▶ SUPPLIED MATERIAL:
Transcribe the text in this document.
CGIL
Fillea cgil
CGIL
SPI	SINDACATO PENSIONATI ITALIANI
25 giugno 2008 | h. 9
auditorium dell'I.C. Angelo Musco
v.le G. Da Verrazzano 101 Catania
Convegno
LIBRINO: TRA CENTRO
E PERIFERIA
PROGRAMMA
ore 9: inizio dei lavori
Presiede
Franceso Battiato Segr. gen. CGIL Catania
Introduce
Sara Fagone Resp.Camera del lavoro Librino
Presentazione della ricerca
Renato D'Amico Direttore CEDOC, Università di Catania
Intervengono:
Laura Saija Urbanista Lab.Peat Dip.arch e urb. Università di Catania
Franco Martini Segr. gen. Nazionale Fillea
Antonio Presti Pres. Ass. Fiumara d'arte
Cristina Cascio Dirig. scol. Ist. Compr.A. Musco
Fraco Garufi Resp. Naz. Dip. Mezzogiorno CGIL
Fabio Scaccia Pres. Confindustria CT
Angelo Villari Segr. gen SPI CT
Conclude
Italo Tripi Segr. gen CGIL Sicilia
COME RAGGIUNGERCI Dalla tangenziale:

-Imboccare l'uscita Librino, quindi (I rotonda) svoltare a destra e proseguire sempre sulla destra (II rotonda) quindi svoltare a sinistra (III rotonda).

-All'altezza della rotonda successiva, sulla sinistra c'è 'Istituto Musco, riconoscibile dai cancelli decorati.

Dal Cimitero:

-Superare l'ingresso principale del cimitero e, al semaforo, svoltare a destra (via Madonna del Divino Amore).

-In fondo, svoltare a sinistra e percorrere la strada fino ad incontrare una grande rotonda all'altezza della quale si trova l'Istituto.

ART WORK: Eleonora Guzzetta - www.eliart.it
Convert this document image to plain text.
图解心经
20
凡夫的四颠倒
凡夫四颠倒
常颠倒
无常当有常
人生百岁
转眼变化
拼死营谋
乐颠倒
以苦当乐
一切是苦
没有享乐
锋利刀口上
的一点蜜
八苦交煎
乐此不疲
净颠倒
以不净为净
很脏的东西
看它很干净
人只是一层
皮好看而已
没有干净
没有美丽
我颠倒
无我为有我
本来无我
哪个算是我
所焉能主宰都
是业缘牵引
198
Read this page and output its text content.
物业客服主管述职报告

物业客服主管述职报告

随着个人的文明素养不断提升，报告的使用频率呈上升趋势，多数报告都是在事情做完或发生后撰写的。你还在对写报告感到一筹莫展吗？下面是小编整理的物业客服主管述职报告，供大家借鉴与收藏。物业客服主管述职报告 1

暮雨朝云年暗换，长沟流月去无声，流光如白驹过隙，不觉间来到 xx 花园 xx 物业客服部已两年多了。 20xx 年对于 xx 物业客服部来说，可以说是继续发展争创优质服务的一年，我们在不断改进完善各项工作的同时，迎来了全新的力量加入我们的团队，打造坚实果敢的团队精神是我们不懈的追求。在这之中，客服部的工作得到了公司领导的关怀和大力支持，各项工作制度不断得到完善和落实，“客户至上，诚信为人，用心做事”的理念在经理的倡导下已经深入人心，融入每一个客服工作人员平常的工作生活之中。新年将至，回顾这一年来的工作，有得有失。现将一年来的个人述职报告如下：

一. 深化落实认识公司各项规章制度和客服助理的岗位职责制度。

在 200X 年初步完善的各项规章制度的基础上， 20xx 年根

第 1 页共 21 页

▶ STATED EXERCISE:
Show every line from the entries above in which the word "Catania" appears.

▶ EXPECTED OUTPUT:
v.le G. Da Verrazzano 101 Catania
Franceso Battiato Segr. gen. CGIL Catania
Renato D'Amico Direttore CEDOC, Università di Catania
Laura Saija Urbanista Lab.Peat Dip.arch e urb. Università di Catania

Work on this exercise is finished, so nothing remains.